Cumartesi Anneleri, Galatasaray Meydanı'ndaki 327. buluşmalarında, 1994'te Şırnak'ta kaybedilen Mürsel Zeyrek'in dosyasını kamuoyu ile paylaştı.
Sivas Katliamı'nın 18. yıldönümüne denk gelen oturma eylemi, Sivas Katliamı'nda kaybettiğimiz şair Behçet Aysan'ın Plaza Del Mayo Anneleri için yazdığı şiirin, yine Sivas katliamında kaybettiğimiz şair Metin Altıok'un kızı Zeynep Altıok tarafından okunmasıyla başladı.
Zeynep Altıok, şiirin ardından, babası Behçet Aysan'ı kaybeden Eren Aysan'ın mektubunu okudu:
"Sevgili dostlarım, kardeşlerim, ağabeylerim, ablalarım, el öpülesi annelerim;
Sizlerle bir aradayım. Uzakta olsam da kalbimle yanınızdayım. Babam şair Behçet Aysan, 2 Temmuz 1993'te Sivas'ta yakılarak öldürüldü.
Biliyorum, yazdıkları gelecek kuşaklara kalacak. Yazdığı "Beyaz Başörtülü Kadınlar" Türkiye'den bir bakışla, Arjantin dramını anlatıyordu. Tıp öğrencisi Jose Antonio, kendisiydi aslında. Gerçekten de şiirdeki gibi oldu, babam da bugün bir "kayıp"; sizinle birlikte, sizlerle birlikte."
"Askerler, Zeyrek'in 'terörist' gibi gösterildiği fotoğraflarını çektiler"
Zeynep Altıok'un Eren Aysan'ın mektubunu okumasının ardından söz alan İlker Eraslan, 1994'te Şırnak'ta kaybedilen Mürsel Zeyrek'in abisi İslam Zeyrek'in gönderdiği mektubu okudu:
* Kardeşim Mürsel Zeyrek, Şırnak Silopi ilçesine bağlı Akkaya köyünde çobanlık yapıyordu.
* Silopi ilçesi Eren Karakolu'nda karakol komutanlığı yapan ve bürosunda millete komplo belgesi ele geçen Ergenekon tutuklusu emekli üsteğmen Avukat Sedar Öztürk tarafından iki defa gözaltına alınmıştır.
* Bu gözaltıların ilkinde Mürsel, Eren karakolu yukarısında mağaraya konularak ve boynuna silah geçirilerek fotoğrafı çekilmiş ve daha sonra hakaret ve işkencelere maruz kalmıştır.
* İkinci defa gözaltına alındığında ise Şehit Mesut Karakolu'nun Narlıdere mevkiine götürülerek, burada etrafına mayın konularak yine fotoğrafları çekilmiş ve "İşin bitti" denilerek serbest bırakılmıştır.

(Öğe bölge listeleri)
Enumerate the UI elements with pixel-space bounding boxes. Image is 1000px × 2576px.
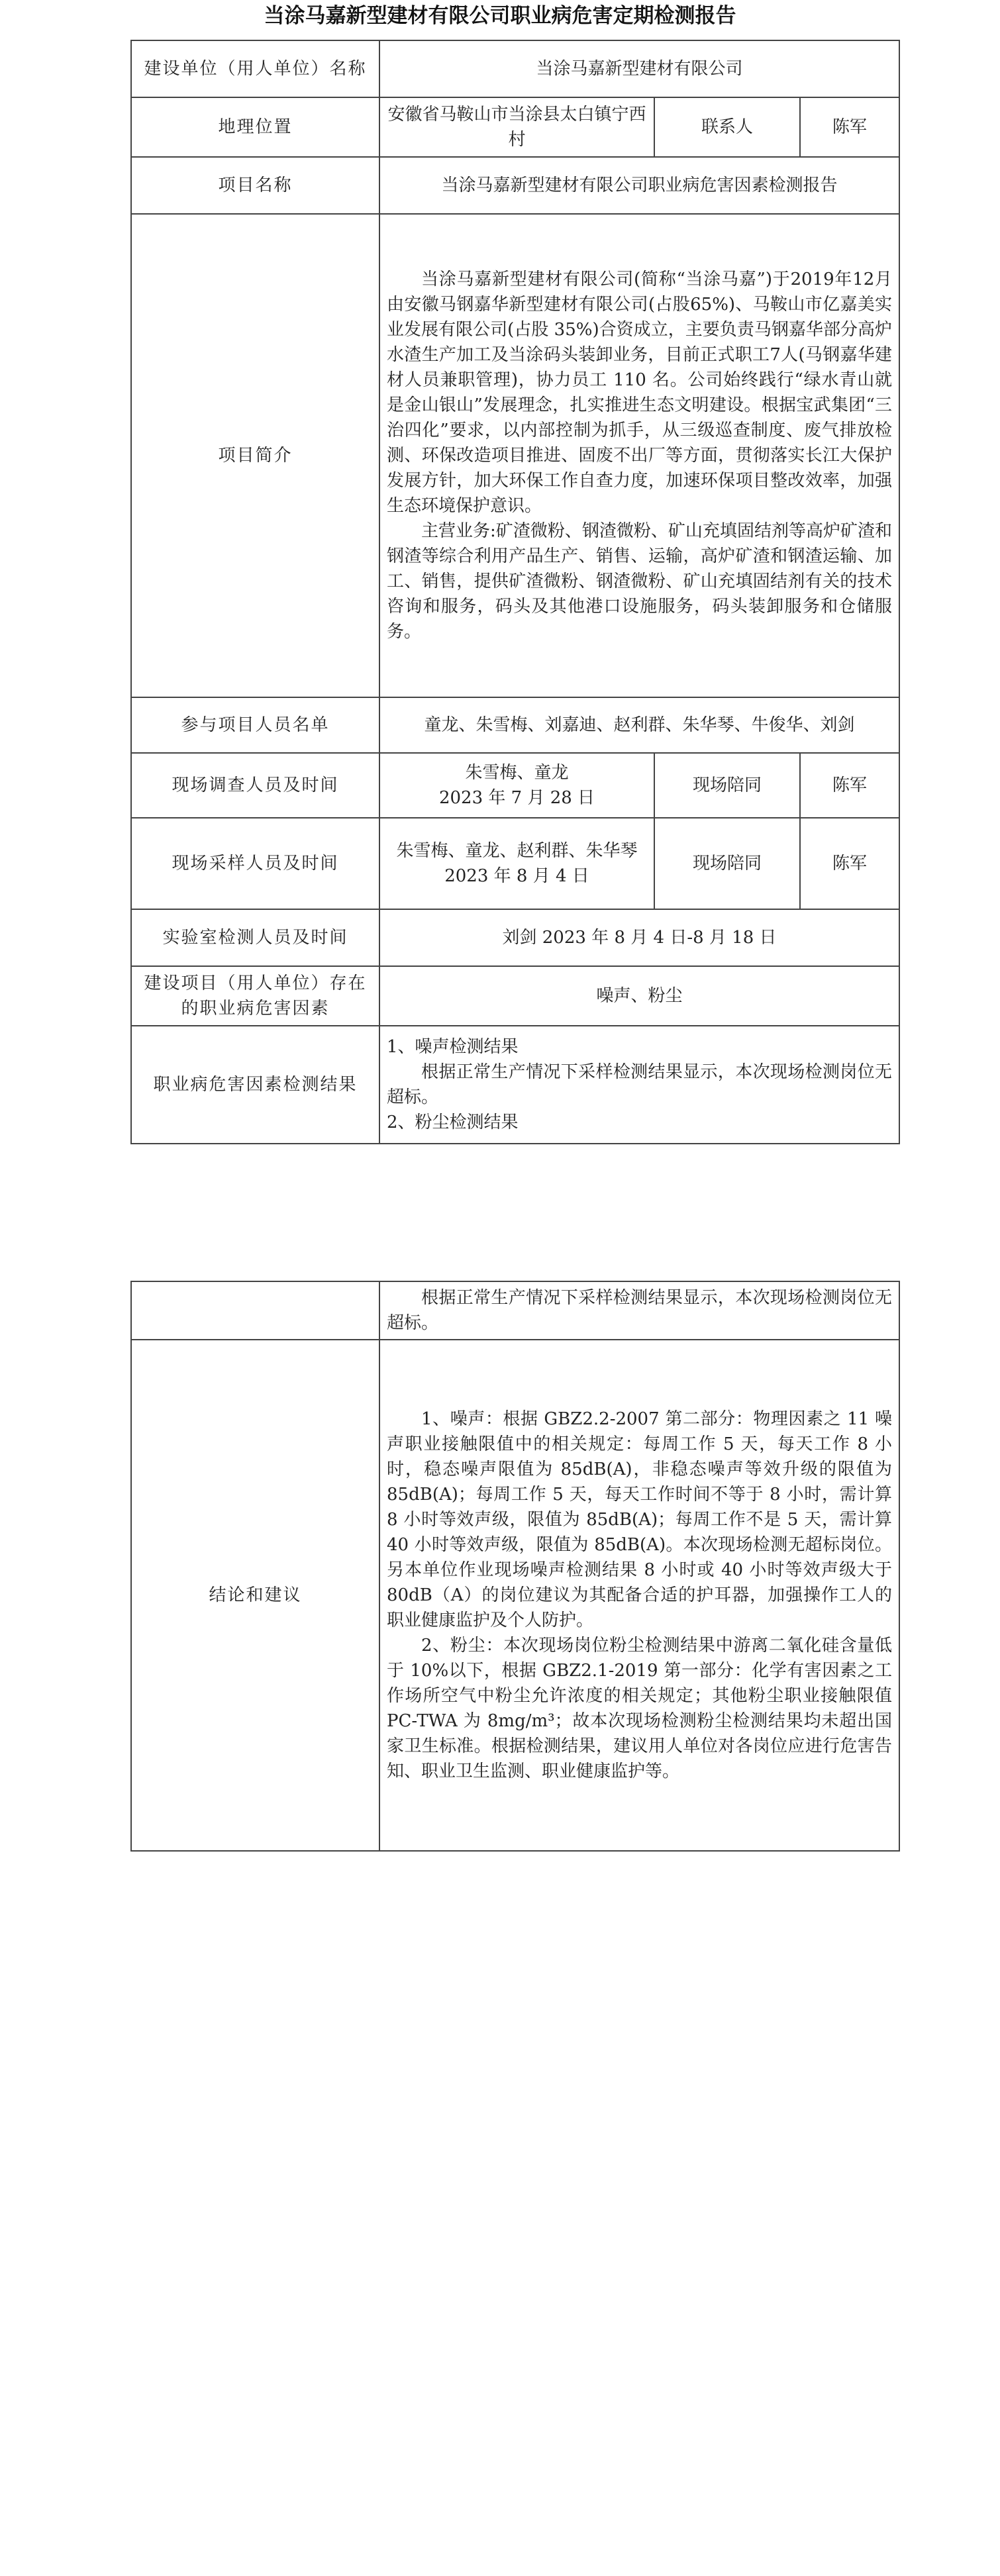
- row-intro: [131, 214, 899, 697]
- unit-label: 建设单位（用人单位）名称: [131, 40, 379, 97]
- lab-label: 实验室检测人员及时间: [131, 909, 379, 966]
- sampling-label: 现场采样人员及时间: [131, 818, 379, 909]
- hazard-label: 建设项目（用人单位）存在的职业病危害因素: [131, 966, 379, 1026]
- lab-value: 刘剑 2023 年 8 月 4 日-8 月 18 日: [379, 909, 899, 966]
- row-location: [131, 97, 899, 157]
- row-hazards: [131, 966, 899, 1026]
- results-content-page-2: [379, 1281, 899, 1340]
- row-members: [131, 697, 899, 753]
- intro-paragraph-2: 主营业务:矿渣微粉、钢渣微粉、矿山充填固结剂等高炉矿渣和钢渣等综合利用产品生产、销售、运输，高炉矿渣和钢渣运输、加工、销售，提供矿渣微粉、钢渣微粉、矿山充填固结剂有关的技术咨询和服务，码头及其他港口设施服务，码头装卸服务和仓储服务。: [387, 521, 893, 642]
- results-label: 职业病危害因素检测结果: [131, 1026, 379, 1144]
- row-project-name: [131, 157, 899, 214]
- results-dust-text: 根据正常生产情况下采样检测结果显示，本次现场检测岗位无超标。: [387, 1288, 892, 1333]
- location-value: 安徽省马鞍山市当涂县太白镇宁西村: [379, 97, 654, 157]
- row-results-continued: [131, 1281, 899, 1340]
- project-name-label: 项目名称: [131, 157, 379, 214]
- hazard-value: 噪声、粉尘: [379, 966, 899, 1026]
- intro-label: 项目简介: [131, 214, 379, 697]
- contact-value: 陈军: [800, 97, 899, 157]
- results-noise-text: 根据正常生产情况下采样检测结果显示，本次现场检测岗位无超标。: [387, 1062, 893, 1107]
- report-table-page-2: [130, 1281, 900, 1852]
- results-content-page-1: [379, 1026, 899, 1144]
- report-table-page-1: [130, 40, 900, 1144]
- contact-label: 联系人: [654, 97, 800, 157]
- sampling-date: 2023 年 8 月 4 日: [444, 866, 589, 886]
- survey-people-date: [379, 753, 654, 818]
- sampling-people: 朱雪梅、童龙、赵利群、朱华琴: [396, 841, 638, 861]
- sampling-escort-label: 现场陪同: [654, 818, 800, 909]
- conclusion-noise: 1、噪声：根据 GBZ2.2-2007 第二部分：物理因素之 11 噪声职业接触限值中的相关规定：每周工作 5 天，每天工作 8 小时，稳态噪声限值为 85dB(A)，非稳态噪声等效升级的限值为 85dB(A)；每周工作 5 天，每天工作时间不等于 8 小时，需计算 8 小时等效声级，限值为 85dB(A)；每周工作不是 5 天，需计算 40 小时等效声级，限值为 85dB(A)。本次现场检测无超标岗位。另本单位作业现场噪声检测结果 8 小时或 40 小时等效声级大于 80dB（A）的岗位建议为其配备合适的护耳器，加强操作工人的职业健康监护及个人防护。: [387, 1409, 892, 1630]
- intro-paragraph-1: 当涂马嘉新型建材有限公司(简称“当涂马嘉”)于2019年12月由安徽马钢嘉华新型建材有限公司(占股65%)、马鞍山市亿嘉美实业发展有限公司(占股 35%)合资成立，主要负责马钢嘉华部分高炉水渣生产加工及当涂码头装卸业务，目前正式职工7人(马钢嘉华建材人员兼职管理)，协力员工 110 名。公司始终践行“绿水青山就是金山银山”发展理念，扎实推进生态文明建设。根据宝武集团“三治四化”要求，以内部控制为抓手，从三级巡查制度、废气排放检测、环保改造项目推进、固废不出厂等方面，贯彻落实长江大保护发展方针，加大环保工作自查力度，加速环保项目整改效率，加强生态环境保护意识。: [387, 270, 893, 516]
- results-dust-head: 2、粉尘检测结果: [387, 1113, 519, 1132]
- row-survey: [131, 753, 899, 818]
- survey-escort-value: 陈军: [800, 753, 899, 818]
- results-label-continued-blank: [131, 1281, 379, 1340]
- row-lab: [131, 909, 899, 966]
- project-name-value: 当涂马嘉新型建材有限公司职业病危害因素检测报告: [379, 157, 899, 214]
- members-value: 童龙、朱雪梅、刘嘉迪、赵利群、朱华琴、牛俊华、刘剑: [379, 697, 899, 753]
- results-noise-head: 1、噪声检测结果: [387, 1037, 519, 1057]
- survey-label: 现场调查人员及时间: [131, 753, 379, 818]
- conclusion-label: 结论和建议: [131, 1340, 379, 1851]
- row-unit: [131, 40, 899, 97]
- document-title: 当涂马嘉新型建材有限公司职业病危害定期检测报告: [264, 4, 736, 28]
- row-conclusion: [131, 1340, 899, 1851]
- intro-content: [379, 214, 899, 697]
- row-results: [131, 1026, 899, 1144]
- sampling-people-date: [379, 818, 654, 909]
- members-label: 参与项目人员名单: [131, 697, 379, 753]
- survey-date: 2023 年 7 月 28 日: [438, 788, 595, 808]
- survey-people: 朱雪梅、童龙: [465, 763, 569, 783]
- row-sampling: [131, 818, 899, 909]
- location-label: 地理位置: [131, 97, 379, 157]
- sampling-escort-value: 陈军: [800, 818, 899, 909]
- conclusion-dust: 2、粉尘：本次现场岗位粉尘检测结果中游离二氧化硅含量低于 10%以下，根据 GBZ2.1-2019 第一部分：化学有害因素之工作场所空气中粉尘允许浓度的相关规定；其他粉尘职业接触限值 PC-TWA 为 8mg/m³；故本次现场检测粉尘检测结果均未超出国家卫生标准。根据检测结果，建议用人单位对各岗位应进行危害告知、职业卫生监测、职业健康监护等。: [387, 1636, 892, 1781]
- conclusion-content: [379, 1340, 899, 1851]
- unit-value: 当涂马嘉新型建材有限公司: [379, 40, 899, 97]
- survey-escort-label: 现场陪同: [654, 753, 800, 818]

Yapılacak İşler>
#1 Cumartesi Anneleri metnine göre aşağıdaki soruları yanıtlayın.
(a) Galatasaray Meydanı'ndaki buluşma kaçıncı buluşmaydı?
(b) Behçet Aysan hangi tarihte öldürüldü?
(c) Mürsel Zeyrek hangi köyde çobanlık yapıyordu?
#2 Cumartesi Anneleri metninde İslam Zeyrek'in gönderdiği mektupta adı geçen yerlerin hepsini sıralayın.
#3 Cumartesi Anneleri metninde "Zeynep Altıok'un Eren" sözlerinden başlayıp "denilerek serbest bırakılmıştır." sözleri de dahil olmak üzere oraya kadar uzanan bölümü aynen döndürün.

Beklenen Çıktılar>
#1
(a) 327. buluşma
(b) 2 Temmuz 1993
(c) Akkaya köyü

#2 Şırnak, Silopi, Akkaya köyü, Eren Karakolu, Şehit Mesut Karakolu, Narlıdere mevkii

#3
Zeynep Altıok'un Eren Aysan'ın mektubunu okumasının ardından söz alan İlker Eraslan, 1994'te Şırnak'ta kaybedilen Mürsel Zeyrek'in abisi İslam Zeyrek'in gönderdiği mektubu okudu:
* Kardeşim Mürsel Zeyrek, Şırnak Silopi ilçesine bağlı Akkaya köyünde çobanlık yapıyordu.
* Silopi ilçesi Eren Karakolu'nda karakol komutanlığı yapan ve bürosunda millete komplo belgesi ele geçen Ergenekon tutuklusu emekli üsteğmen Avukat Sedar Öztürk tarafından iki defa gözaltına alınmıştır.
* Bu gözaltıların ilkinde Mürsel, Eren karakolu yukarısında mağaraya konularak ve boynuna silah geçirilerek fotoğrafı çekilmiş ve daha sonra hakaret ve işkencelere maruz kalmıştır.
* İkinci defa gözaltına alındığında ise Şehit Mesut Karakolu'nun Narlıdere mevkiine götürülerek, burada etrafına mayın konularak yine fotoğrafları çekilmiş ve "İşin bitti" denilerek serbest bırakılmıştır.